-- begin DATA FOR THIS TASK --

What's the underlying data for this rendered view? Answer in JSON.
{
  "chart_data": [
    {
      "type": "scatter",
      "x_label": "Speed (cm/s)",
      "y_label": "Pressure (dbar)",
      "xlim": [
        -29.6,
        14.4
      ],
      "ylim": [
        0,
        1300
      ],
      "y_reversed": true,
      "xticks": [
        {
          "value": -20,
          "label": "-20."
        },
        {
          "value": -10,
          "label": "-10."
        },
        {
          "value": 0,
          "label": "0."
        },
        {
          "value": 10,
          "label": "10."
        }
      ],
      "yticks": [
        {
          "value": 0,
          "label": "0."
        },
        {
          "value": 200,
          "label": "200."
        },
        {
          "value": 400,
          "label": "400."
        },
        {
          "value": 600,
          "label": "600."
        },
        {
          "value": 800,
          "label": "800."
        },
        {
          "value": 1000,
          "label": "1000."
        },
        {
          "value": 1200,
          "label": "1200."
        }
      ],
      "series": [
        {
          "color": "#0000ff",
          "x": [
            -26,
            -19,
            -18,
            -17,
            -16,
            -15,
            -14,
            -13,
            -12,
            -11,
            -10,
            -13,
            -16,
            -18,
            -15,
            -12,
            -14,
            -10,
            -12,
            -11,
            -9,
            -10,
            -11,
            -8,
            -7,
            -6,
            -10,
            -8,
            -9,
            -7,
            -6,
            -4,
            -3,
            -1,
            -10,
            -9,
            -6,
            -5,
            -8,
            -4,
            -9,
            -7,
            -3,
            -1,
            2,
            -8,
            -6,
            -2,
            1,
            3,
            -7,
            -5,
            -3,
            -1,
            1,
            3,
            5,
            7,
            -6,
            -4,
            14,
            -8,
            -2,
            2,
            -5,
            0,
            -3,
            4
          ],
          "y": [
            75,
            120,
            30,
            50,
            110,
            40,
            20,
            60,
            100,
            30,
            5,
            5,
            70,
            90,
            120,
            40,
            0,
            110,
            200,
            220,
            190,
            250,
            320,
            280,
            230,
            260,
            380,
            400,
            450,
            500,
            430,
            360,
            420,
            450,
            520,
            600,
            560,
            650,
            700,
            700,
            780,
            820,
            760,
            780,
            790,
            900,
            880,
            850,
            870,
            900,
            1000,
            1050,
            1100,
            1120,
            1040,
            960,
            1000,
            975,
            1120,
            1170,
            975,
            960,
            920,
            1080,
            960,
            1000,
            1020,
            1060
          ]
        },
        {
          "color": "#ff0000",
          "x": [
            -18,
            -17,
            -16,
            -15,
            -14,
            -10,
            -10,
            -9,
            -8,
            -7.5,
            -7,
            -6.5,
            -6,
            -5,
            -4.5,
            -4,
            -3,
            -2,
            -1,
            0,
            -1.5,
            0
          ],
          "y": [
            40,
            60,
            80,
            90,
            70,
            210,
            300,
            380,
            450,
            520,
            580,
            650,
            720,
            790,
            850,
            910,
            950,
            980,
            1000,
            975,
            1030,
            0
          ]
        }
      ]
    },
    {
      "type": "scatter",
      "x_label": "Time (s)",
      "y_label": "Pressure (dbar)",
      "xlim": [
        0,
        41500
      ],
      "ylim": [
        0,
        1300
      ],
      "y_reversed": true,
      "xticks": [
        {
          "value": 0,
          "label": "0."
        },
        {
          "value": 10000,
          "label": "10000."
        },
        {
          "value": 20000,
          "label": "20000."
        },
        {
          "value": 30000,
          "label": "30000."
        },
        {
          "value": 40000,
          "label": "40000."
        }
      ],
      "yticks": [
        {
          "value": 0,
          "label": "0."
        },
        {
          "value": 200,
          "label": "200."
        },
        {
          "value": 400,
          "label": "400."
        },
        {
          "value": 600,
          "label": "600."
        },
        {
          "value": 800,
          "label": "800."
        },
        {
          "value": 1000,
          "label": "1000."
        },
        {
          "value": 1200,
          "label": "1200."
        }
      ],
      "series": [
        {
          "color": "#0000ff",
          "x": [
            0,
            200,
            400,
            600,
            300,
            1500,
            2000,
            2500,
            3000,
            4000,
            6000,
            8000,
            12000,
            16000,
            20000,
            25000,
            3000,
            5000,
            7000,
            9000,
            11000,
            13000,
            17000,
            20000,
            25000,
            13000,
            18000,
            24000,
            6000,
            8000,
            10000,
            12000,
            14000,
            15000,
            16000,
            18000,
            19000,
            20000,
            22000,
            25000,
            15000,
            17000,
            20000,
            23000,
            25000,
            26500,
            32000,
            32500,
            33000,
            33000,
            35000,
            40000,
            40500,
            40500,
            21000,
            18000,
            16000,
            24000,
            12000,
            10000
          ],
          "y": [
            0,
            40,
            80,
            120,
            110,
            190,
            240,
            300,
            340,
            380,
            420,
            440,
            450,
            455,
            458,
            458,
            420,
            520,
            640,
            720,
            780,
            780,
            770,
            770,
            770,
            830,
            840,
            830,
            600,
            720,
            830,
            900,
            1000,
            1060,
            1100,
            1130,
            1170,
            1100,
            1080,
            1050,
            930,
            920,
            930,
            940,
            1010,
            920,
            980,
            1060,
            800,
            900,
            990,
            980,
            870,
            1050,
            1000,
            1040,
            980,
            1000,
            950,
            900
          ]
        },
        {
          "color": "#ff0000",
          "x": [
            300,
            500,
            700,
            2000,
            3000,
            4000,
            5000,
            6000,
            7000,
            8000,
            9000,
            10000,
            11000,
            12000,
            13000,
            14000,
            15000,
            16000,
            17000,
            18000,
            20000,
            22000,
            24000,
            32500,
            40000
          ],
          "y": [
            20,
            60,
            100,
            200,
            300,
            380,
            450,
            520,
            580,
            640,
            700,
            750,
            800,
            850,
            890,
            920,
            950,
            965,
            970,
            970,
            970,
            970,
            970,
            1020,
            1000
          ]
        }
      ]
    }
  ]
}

-- end DATA FOR THIS TASK --

TASK DIRECTIONS
Return the material exactly as it stands.

RESULT BELOW
What's the underlying data for this rendered view? Answer in JSON.
{
  "chart_data": [
    {
      "type": "scatter",
      "x_label": "Speed (cm/s)",
      "y_label": "Pressure (dbar)",
      "xlim": [
        -29.6,
        14.4
      ],
      "ylim": [
        0,
        1300
      ],
      "y_reversed": true,
      "xticks": [
        {
          "value": -20,
          "label": "-20."
        },
        {
          "value": -10,
          "label": "-10."
        },
        {
          "value": 0,
          "label": "0."
        },
        {
          "value": 10,
          "label": "10."
        }
      ],
      "yticks": [
        {
          "value": 0,
          "label": "0."
        },
        {
          "value": 200,
          "label": "200."
        },
        {
          "value": 400,
          "label": "400."
        },
        {
          "value": 600,
          "label": "600."
        },
        {
          "value": 800,
          "label": "800."
        },
        {
          "value": 1000,
          "label": "1000."
        },
        {
          "value": 1200,
          "label": "1200."
        }
      ],
      "series": [
        {
          "color": "#0000ff",
          "x": [
            -26,
            -19,
            -18,
            -17,
            -16,
            -15,
            -14,
            -13,
            -12,
            -11,
            -10,
            -13,
            -16,
            -18,
            -15,
            -12,
            -14,
            -10,
            -12,
            -11,
            -9,
            -10,
            -11,
            -8,
            -7,
            -6,
            -10,
            -8,
            -9,
            -7,
            -6,
            -4,
            -3,
            -1,
            -10,
            -9,
            -6,
            -5,
            -8,
            -4,
            -9,
            -7,
            -3,
            -1,
            2,
            -8,
            -6,
            -2,
            1,
            3,
            -7,
            -5,
            -3,
            -1,
            1,
            3,
            5,
            7,
            -6,
            -4,
            14,
            -8,
            -2,
            2,
            -5,
            0,
            -3,
            4
          ],
          "y": [
            75,
            120,
            30,
            50,
            110,
            40,
            20,
            60,
            100,
            30,
            5,
            5,
            70,
            90,
            120,
            40,
            0,
            110,
            200,
            220,
            190,
            250,
            320,
            280,
            230,
            260,
            380,
            400,
            450,
            500,
            430,
            360,
            420,
            450,
            520,
            600,
            560,
            650,
            700,
            700,
            780,
            820,
            760,
            780,
            790,
            900,
            880,
            850,
            870,
            900,
            1000,
            1050,
            1100,
            1120,
            1040,
            960,
            1000,
            975,
            1120,
            1170,
            975,
            960,
            920,
            1080,
            960,
            1000,
            1020,
            1060
          ]
        },
        {
          "color": "#ff0000",
          "x": [
            -18,
            -17,
            -16,
            -15,
            -14,
            -10,
            -10,
            -9,
            -8,
            -7.5,
            -7,
            -6.5,
            -6,
            -5,
            -4.5,
            -4,
            -3,
            -2,
            -1,
            0,
            -1.5,
            0
          ],
          "y": [
            40,
            60,
            80,
            90,
            70,
            210,
            300,
            380,
            450,
            520,
            580,
            650,
            720,
            790,
            850,
            910,
            950,
            980,
            1000,
            975,
            1030,
            0
          ]
        }
      ]
    },
    {
      "type": "scatter",
      "x_label": "Time (s)",
      "y_label": "Pressure (dbar)",
      "xlim": [
        0,
        41500
      ],
      "ylim": [
        0,
        1300
      ],
      "y_reversed": true,
      "xticks": [
        {
          "value": 0,
          "label": "0."
        },
        {
          "value": 10000,
          "label": "10000."
        },
        {
          "value": 20000,
          "label": "20000."
        },
        {
          "value": 30000,
          "label": "30000."
        },
        {
          "value": 40000,
          "label": "40000."
        }
      ],
      "yticks": [
        {
          "value": 0,
          "label": "0."
        },
        {
          "value": 200,
          "label": "200."
        },
        {
          "value": 400,
          "label": "400."
        },
        {
          "value": 600,
          "label": "600."
        },
        {
          "value": 800,
          "label": "800."
        },
        {
          "value": 1000,
          "label": "1000."
        },
        {
          "value": 1200,
          "label": "1200."
        }
      ],
      "series": [
        {
          "color": "#0000ff",
          "x": [
            0,
            200,
            400,
            600,
            300,
            1500,
            2000,
            2500,
            3000,
            4000,
            6000,
            8000,
            12000,
            16000,
            20000,
            25000,
            3000,
            5000,
            7000,
            9000,
            11000,
            13000,
            17000,
            20000,
            25000,
            13000,
            18000,
            24000,
            6000,
            8000,
            10000,
            12000,
            14000,
            15000,
            16000,
            18000,
            19000,
            20000,
            22000,
            25000,
            15000,
            17000,
            20000,
            23000,
            25000,
            26500,
            32000,
            32500,
            33000,
            33000,
            35000,
            40000,
            40500,
            40500,
            21000,
            18000,
            16000,
            24000,
            12000,
            10000
          ],
          "y": [
            0,
            40,
            80,
            120,
            110,
            190,
            240,
            300,
            340,
            380,
            420,
            440,
            450,
            455,
            458,
            458,
            420,
            520,
            640,
            720,
            780,
            780,
            770,
            770,
            770,
            830,
            840,
            830,
            600,
            720,
            830,
            900,
            1000,
            1060,
            1100,
            1130,
            1170,
            1100,
            1080,
            1050,
            930,
            920,
            930,
            940,
            1010,
            920,
            980,
            1060,
            800,
            900,
            990,
            980,
            870,
            1050,
            1000,
            1040,
            980,
            1000,
            950,
            900
          ]
        },
        {
          "color": "#ff0000",
          "x": [
            300,
            500,
            700,
            2000,
            3000,
            4000,
            5000,
            6000,
            7000,
            8000,
            9000,
            10000,
            11000,
            12000,
            13000,
            14000,
            15000,
            16000,
            17000,
            18000,
            20000,
            22000,
            24000,
            32500,
            40000
          ],
          "y": [
            20,
            60,
            100,
            200,
            300,
            380,
            450,
            520,
            580,
            640,
            700,
            750,
            800,
            850,
            890,
            920,
            950,
            965,
            970,
            970,
            970,
            970,
            970,
            1020,
            1000
          ]
        }
      ]
    }
  ]
}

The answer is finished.